━━ DATASET ENTRIES
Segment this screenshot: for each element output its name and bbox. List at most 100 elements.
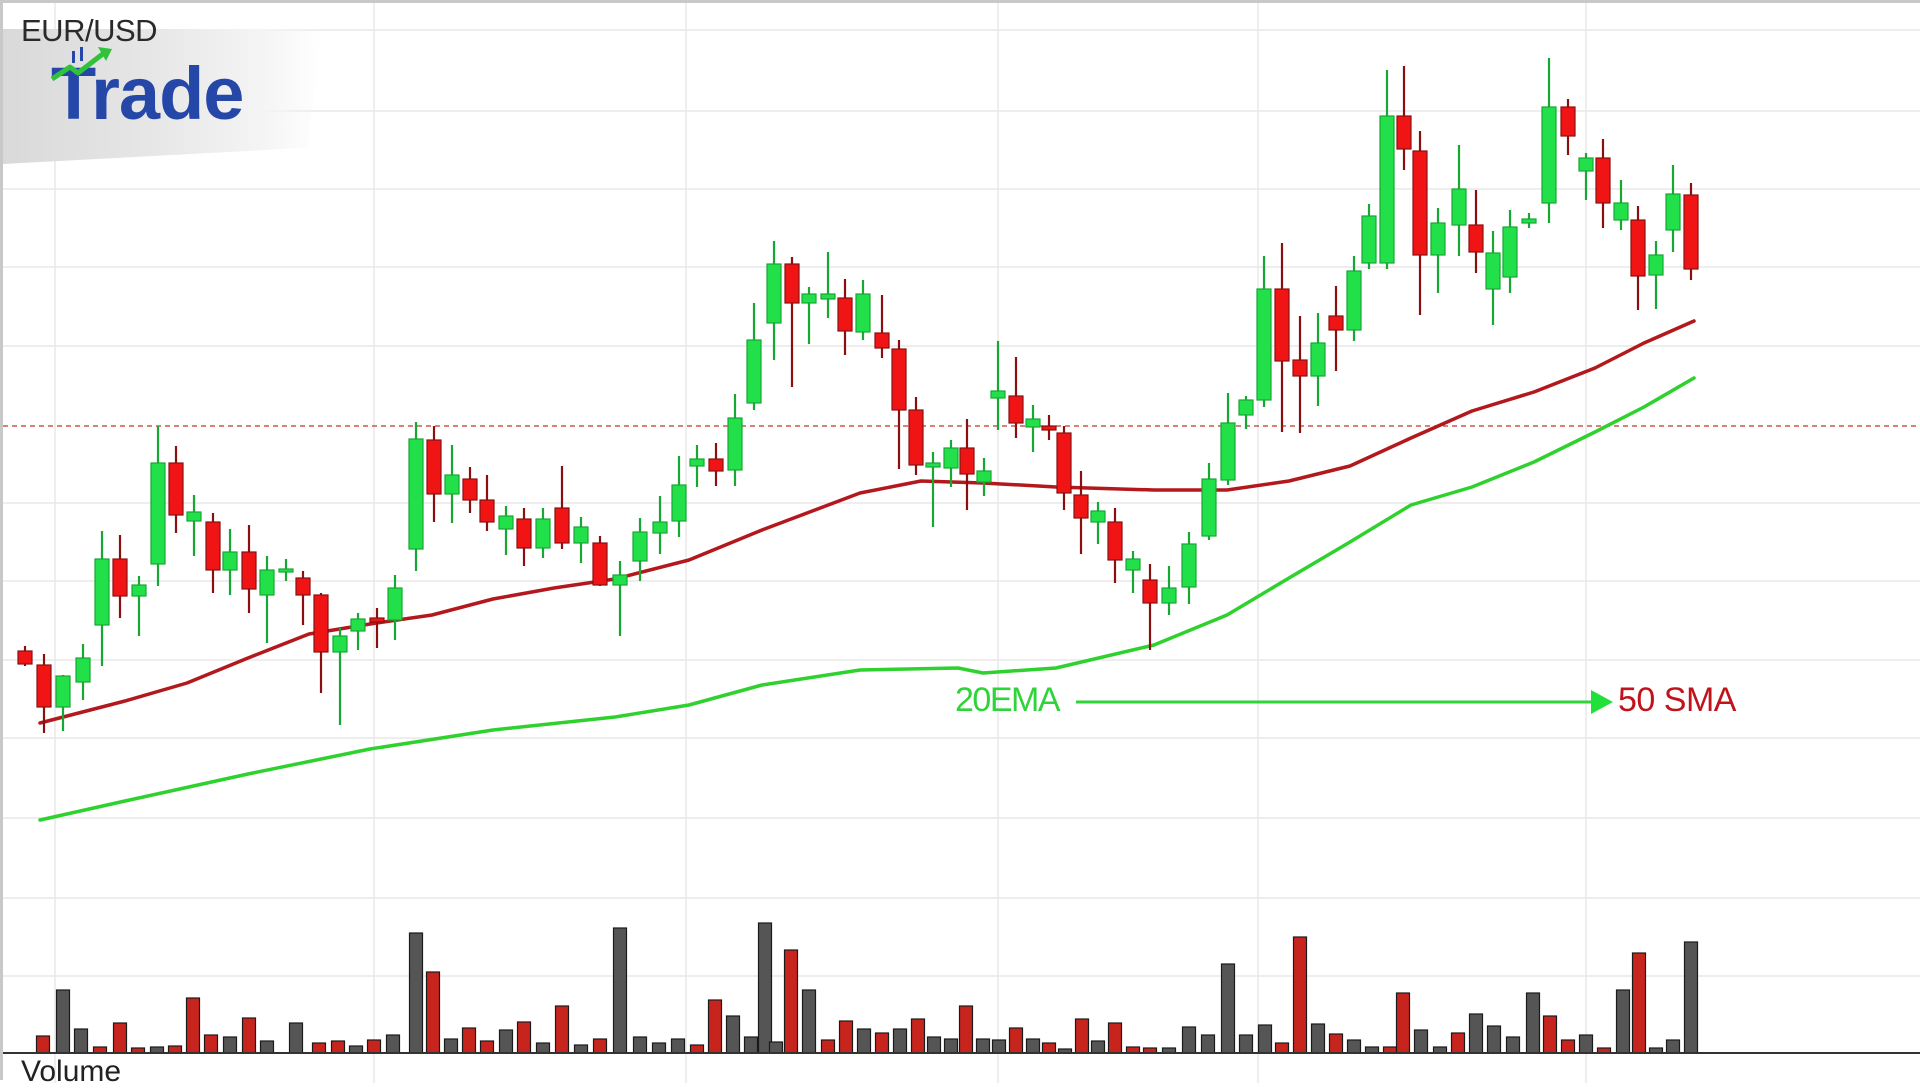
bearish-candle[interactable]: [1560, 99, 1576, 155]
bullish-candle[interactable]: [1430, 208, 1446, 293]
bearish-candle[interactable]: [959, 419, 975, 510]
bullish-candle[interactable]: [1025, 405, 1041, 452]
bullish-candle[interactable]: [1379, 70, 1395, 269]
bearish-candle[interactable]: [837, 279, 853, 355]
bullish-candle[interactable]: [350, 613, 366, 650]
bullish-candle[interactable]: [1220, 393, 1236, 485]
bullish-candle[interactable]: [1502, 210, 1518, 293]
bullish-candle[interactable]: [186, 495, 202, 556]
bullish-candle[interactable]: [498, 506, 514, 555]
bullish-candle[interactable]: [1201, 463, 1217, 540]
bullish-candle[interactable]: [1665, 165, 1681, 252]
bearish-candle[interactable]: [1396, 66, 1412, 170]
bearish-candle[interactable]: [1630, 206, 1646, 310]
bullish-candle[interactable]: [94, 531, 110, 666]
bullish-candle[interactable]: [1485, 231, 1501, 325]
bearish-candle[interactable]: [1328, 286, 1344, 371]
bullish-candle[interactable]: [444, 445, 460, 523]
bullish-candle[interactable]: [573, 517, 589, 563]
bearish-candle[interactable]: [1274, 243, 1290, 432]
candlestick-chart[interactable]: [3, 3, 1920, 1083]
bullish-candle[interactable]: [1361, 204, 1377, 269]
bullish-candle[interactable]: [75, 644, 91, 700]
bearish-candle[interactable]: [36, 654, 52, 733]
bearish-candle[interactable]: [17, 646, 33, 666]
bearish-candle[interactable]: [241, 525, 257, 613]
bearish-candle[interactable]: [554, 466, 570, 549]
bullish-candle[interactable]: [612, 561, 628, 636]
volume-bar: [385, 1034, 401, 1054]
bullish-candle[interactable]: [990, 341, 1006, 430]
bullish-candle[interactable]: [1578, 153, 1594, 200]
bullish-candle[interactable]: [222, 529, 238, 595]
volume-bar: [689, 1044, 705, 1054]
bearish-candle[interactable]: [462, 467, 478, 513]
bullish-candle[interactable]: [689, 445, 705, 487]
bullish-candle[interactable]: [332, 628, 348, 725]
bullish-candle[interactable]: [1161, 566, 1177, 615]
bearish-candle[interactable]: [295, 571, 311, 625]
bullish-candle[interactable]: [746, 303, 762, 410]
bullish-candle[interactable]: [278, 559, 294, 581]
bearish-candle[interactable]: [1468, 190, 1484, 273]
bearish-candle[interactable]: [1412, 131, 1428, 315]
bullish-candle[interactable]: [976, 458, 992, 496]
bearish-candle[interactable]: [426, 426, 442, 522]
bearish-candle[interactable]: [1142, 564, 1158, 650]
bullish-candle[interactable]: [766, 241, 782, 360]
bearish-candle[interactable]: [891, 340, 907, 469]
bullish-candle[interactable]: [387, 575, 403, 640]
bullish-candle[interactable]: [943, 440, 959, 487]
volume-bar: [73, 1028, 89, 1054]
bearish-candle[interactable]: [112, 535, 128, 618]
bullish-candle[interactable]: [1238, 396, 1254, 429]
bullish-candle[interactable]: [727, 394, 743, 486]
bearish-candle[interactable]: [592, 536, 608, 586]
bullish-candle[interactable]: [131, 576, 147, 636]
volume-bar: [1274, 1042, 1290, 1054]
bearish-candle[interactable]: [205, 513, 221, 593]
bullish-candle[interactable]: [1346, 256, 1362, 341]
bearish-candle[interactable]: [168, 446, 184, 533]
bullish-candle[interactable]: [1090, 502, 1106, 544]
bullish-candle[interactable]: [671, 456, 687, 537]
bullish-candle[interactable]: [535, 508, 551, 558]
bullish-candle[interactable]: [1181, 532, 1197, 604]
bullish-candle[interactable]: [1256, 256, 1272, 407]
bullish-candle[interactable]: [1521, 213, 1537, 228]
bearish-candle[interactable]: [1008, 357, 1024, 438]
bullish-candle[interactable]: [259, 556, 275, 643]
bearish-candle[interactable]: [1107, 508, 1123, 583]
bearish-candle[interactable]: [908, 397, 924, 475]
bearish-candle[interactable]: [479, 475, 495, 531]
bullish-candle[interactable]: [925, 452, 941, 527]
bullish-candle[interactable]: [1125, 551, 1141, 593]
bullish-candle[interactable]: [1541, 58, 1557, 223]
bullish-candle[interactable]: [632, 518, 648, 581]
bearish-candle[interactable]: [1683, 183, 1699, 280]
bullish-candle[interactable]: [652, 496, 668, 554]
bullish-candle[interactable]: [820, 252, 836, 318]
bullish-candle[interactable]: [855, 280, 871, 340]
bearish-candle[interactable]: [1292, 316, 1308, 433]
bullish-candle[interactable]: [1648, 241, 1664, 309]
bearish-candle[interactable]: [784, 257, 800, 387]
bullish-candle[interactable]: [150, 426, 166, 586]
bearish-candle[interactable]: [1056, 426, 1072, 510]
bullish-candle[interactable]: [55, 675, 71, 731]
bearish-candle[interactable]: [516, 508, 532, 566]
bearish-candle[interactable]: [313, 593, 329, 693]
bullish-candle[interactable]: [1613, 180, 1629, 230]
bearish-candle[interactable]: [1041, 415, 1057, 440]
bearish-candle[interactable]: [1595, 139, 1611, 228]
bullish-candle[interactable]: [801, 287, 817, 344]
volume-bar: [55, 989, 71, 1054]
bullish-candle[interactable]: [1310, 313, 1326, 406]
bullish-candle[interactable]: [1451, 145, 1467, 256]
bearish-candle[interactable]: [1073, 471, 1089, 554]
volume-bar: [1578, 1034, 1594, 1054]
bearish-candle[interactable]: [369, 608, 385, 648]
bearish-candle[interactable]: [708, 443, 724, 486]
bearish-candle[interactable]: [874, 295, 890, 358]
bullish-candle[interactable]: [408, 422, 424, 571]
━━━━
━━ DATASET ENTRIES
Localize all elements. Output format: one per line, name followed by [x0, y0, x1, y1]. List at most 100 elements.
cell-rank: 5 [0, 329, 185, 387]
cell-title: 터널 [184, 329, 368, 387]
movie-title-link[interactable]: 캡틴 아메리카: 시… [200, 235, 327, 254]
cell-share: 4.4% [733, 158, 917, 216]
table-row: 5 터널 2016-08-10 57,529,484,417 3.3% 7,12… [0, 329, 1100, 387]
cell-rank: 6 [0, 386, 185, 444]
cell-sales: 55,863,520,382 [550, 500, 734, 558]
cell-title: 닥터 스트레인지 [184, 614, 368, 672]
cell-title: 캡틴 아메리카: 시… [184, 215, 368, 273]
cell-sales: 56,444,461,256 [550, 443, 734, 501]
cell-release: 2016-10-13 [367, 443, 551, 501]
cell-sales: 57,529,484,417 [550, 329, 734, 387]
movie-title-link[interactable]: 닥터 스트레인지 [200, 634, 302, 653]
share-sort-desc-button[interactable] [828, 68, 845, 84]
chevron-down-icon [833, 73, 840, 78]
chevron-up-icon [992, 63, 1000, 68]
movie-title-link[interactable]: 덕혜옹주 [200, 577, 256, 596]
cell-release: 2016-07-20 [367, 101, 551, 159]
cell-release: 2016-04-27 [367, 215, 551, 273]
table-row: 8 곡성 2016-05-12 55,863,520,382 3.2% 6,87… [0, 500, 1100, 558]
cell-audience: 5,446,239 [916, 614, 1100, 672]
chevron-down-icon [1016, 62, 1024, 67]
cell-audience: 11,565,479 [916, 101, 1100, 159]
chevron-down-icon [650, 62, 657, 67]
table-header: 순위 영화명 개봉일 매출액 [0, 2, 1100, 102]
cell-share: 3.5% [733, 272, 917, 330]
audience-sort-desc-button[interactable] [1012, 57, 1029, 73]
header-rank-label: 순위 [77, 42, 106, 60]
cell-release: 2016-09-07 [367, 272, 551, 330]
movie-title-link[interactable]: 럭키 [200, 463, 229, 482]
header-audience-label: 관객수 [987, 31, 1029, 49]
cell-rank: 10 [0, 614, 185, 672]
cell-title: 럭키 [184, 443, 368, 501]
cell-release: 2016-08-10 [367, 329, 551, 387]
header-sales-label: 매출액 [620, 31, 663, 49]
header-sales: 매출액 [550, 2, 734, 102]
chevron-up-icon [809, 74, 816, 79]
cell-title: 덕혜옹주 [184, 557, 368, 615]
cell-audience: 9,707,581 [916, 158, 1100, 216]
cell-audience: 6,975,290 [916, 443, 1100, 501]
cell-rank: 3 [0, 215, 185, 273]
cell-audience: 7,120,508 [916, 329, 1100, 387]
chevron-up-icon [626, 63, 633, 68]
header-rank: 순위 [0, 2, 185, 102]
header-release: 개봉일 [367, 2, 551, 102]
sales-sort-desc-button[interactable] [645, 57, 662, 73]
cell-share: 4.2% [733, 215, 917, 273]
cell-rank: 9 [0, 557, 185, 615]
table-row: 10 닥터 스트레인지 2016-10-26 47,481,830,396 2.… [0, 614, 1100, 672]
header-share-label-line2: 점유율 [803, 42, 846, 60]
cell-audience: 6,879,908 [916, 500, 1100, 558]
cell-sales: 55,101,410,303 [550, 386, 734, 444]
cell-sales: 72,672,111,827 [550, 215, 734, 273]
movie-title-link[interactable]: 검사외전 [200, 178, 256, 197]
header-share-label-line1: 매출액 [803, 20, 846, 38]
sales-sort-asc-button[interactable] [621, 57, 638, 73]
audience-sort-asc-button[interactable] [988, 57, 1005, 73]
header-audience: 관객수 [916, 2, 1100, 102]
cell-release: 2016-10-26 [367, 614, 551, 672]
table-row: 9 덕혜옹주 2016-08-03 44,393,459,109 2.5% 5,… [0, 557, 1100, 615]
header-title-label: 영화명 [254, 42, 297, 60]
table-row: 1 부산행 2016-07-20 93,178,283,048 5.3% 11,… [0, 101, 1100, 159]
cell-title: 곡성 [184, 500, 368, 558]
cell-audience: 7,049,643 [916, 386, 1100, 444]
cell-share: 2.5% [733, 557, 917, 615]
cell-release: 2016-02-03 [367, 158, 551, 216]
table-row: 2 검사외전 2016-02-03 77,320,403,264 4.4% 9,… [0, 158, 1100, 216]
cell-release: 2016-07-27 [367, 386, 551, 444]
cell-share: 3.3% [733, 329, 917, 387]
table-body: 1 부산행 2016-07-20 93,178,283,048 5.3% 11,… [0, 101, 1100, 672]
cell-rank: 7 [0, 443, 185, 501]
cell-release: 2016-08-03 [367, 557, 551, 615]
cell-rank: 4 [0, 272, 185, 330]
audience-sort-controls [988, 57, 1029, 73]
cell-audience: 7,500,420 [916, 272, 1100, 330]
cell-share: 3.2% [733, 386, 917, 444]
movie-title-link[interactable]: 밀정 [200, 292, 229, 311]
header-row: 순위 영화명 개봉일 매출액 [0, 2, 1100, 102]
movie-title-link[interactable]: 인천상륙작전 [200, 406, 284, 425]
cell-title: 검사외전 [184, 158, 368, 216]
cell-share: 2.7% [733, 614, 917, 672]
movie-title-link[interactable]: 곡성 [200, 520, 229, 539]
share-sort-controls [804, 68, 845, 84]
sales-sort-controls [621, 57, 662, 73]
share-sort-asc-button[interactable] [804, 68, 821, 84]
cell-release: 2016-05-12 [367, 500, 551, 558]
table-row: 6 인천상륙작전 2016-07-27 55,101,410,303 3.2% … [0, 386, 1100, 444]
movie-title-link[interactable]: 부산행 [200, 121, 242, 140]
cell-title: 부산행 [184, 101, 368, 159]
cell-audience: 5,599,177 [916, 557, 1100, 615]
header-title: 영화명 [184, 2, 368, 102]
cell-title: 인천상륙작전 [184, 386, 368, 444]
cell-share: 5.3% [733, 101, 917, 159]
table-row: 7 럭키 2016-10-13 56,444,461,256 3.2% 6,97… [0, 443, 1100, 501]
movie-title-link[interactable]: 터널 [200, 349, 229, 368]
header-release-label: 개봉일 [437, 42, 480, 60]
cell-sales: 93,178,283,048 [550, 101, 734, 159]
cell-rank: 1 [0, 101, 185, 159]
━━━━
CHALLENGE: Find each line in the records that contains the string "인천상륙작전" and copy it out. Case counts when matching.

THE SOLUTION:
movie-title-link[interactable]: 인천상륙작전 [200, 406, 284, 425]
table-row: 6 인천상륙작전 2016-07-27 55,101,410,303 3.2% … [0, 386, 1100, 444]
cell-title: 인천상륙작전 [184, 386, 368, 444]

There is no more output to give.